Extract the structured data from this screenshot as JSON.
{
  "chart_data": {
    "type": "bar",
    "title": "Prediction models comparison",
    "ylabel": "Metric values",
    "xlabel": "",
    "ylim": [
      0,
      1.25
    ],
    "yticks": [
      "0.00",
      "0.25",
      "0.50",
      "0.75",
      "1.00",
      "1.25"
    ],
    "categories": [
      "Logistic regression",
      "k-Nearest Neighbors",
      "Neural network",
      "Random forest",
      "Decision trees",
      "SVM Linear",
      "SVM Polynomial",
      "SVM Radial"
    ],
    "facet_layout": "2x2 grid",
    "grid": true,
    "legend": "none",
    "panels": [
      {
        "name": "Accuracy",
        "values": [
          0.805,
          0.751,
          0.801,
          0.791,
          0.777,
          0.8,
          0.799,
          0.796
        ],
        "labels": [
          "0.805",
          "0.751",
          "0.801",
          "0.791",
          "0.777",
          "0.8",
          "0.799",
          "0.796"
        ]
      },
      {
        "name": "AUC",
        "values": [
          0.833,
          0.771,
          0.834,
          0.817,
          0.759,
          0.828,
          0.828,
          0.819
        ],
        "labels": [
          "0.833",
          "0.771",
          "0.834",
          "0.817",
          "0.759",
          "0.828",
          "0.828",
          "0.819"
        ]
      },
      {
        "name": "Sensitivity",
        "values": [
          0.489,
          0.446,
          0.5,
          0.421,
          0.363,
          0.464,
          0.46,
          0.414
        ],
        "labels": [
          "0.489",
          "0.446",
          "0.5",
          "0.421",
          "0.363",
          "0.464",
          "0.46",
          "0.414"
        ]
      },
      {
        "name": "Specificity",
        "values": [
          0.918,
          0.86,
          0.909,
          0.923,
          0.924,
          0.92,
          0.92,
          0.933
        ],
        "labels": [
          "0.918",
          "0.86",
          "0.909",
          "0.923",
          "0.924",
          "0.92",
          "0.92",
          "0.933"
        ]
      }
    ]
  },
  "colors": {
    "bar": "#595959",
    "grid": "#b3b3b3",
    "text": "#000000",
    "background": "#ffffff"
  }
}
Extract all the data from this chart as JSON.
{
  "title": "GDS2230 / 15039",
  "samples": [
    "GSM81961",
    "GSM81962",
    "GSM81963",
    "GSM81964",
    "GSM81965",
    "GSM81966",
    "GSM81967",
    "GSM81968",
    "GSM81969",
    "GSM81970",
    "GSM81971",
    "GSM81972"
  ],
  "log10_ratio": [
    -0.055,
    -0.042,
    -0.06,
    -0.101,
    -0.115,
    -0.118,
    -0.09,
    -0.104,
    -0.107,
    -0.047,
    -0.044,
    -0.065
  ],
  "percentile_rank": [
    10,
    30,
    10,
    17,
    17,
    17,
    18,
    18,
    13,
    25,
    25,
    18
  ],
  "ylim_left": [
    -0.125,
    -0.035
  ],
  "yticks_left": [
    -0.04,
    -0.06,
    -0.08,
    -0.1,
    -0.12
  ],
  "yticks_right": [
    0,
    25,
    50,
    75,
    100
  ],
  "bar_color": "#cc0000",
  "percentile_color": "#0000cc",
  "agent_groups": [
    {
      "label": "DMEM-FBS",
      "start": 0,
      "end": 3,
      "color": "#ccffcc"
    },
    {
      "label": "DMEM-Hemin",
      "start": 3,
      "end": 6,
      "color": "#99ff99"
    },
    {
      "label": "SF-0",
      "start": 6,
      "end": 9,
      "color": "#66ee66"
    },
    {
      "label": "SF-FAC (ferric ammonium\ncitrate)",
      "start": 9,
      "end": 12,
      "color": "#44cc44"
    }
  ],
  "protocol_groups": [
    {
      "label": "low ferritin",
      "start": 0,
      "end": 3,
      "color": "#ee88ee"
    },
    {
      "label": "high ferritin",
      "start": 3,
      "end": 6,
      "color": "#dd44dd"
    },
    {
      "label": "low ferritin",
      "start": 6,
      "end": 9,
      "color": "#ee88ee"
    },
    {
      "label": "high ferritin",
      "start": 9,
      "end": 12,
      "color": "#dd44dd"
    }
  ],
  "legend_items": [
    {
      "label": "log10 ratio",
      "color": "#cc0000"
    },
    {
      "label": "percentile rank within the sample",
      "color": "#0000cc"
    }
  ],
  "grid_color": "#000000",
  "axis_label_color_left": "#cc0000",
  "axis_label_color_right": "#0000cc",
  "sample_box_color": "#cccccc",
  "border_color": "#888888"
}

**Your goal**: Write every line of the material above again, exactly.

**Task result**:
Extract the structured data from this screenshot as JSON.
{
  "chart_data": {
    "type": "bar",
    "title": "Prediction models comparison",
    "ylabel": "Metric values",
    "xlabel": "",
    "ylim": [
      0,
      1.25
    ],
    "yticks": [
      "0.00",
      "0.25",
      "0.50",
      "0.75",
      "1.00",
      "1.25"
    ],
    "categories": [
      "Logistic regression",
      "k-Nearest Neighbors",
      "Neural network",
      "Random forest",
      "Decision trees",
      "SVM Linear",
      "SVM Polynomial",
      "SVM Radial"
    ],
    "facet_layout": "2x2 grid",
    "grid": true,
    "legend": "none",
    "panels": [
      {
        "name": "Accuracy",
        "values": [
          0.805,
          0.751,
          0.801,
          0.791,
          0.777,
          0.8,
          0.799,
          0.796
        ],
        "labels": [
          "0.805",
          "0.751",
          "0.801",
          "0.791",
          "0.777",
          "0.8",
          "0.799",
          "0.796"
        ]
      },
      {
        "name": "AUC",
        "values": [
          0.833,
          0.771,
          0.834,
          0.817,
          0.759,
          0.828,
          0.828,
          0.819
        ],
        "labels": [
          "0.833",
          "0.771",
          "0.834",
          "0.817",
          "0.759",
          "0.828",
          "0.828",
          "0.819"
        ]
      },
      {
        "name": "Sensitivity",
        "values": [
          0.489,
          0.446,
          0.5,
          0.421,
          0.363,
          0.464,
          0.46,
          0.414
        ],
        "labels": [
          "0.489",
          "0.446",
          "0.5",
          "0.421",
          "0.363",
          "0.464",
          "0.46",
          "0.414"
        ]
      },
      {
        "name": "Specificity",
        "values": [
          0.918,
          0.86,
          0.909,
          0.923,
          0.924,
          0.92,
          0.92,
          0.933
        ],
        "labels": [
          "0.918",
          "0.86",
          "0.909",
          "0.923",
          "0.924",
          "0.92",
          "0.92",
          "0.933"
        ]
      }
    ]
  },
  "colors": {
    "bar": "#595959",
    "grid": "#b3b3b3",
    "text": "#000000",
    "background": "#ffffff"
  }
}
Extract all the data from this chart as JSON.
{
  "title": "GDS2230 / 15039",
  "samples": [
    "GSM81961",
    "GSM81962",
    "GSM81963",
    "GSM81964",
    "GSM81965",
    "GSM81966",
    "GSM81967",
    "GSM81968",
    "GSM81969",
    "GSM81970",
    "GSM81971",
    "GSM81972"
  ],
  "log10_ratio": [
    -0.055,
    -0.042,
    -0.06,
    -0.101,
    -0.115,
    -0.118,
    -0.09,
    -0.104,
    -0.107,
    -0.047,
    -0.044,
    -0.065
  ],
  "percentile_rank": [
    10,
    30,
    10,
    17,
    17,
    17,
    18,
    18,
    13,
    25,
    25,
    18
  ],
  "ylim_left": [
    -0.125,
    -0.035
  ],
  "yticks_left": [
    -0.04,
    -0.06,
    -0.08,
    -0.1,
    -0.12
  ],
  "yticks_right": [
    0,
    25,
    50,
    75,
    100
  ],
  "bar_color": "#cc0000",
  "percentile_color": "#0000cc",
  "agent_groups": [
    {
      "label": "DMEM-FBS",
      "start": 0,
      "end": 3,
      "color": "#ccffcc"
    },
    {
      "label": "DMEM-Hemin",
      "start": 3,
      "end": 6,
      "color": "#99ff99"
    },
    {
      "label": "SF-0",
      "start": 6,
      "end": 9,
      "color": "#66ee66"
    },
    {
      "label": "SF-FAC (ferric ammonium\ncitrate)",
      "start": 9,
      "end": 12,
      "color": "#44cc44"
    }
  ],
  "protocol_groups": [
    {
      "label": "low ferritin",
      "start": 0,
      "end": 3,
      "color": "#ee88ee"
    },
    {
      "label": "high ferritin",
      "start": 3,
      "end": 6,
      "color": "#dd44dd"
    },
    {
      "label": "low ferritin",
      "start": 6,
      "end": 9,
      "color": "#ee88ee"
    },
    {
      "label": "high ferritin",
      "start": 9,
      "end": 12,
      "color": "#dd44dd"
    }
  ],
  "legend_items": [
    {
      "label": "log10 ratio",
      "color": "#cc0000"
    },
    {
      "label": "percentile rank within the sample",
      "color": "#0000cc"
    }
  ],
  "grid_color": "#000000",
  "axis_label_color_left": "#cc0000",
  "axis_label_color_right": "#0000cc",
  "sample_box_color": "#cccccc",
  "border_color": "#888888"
}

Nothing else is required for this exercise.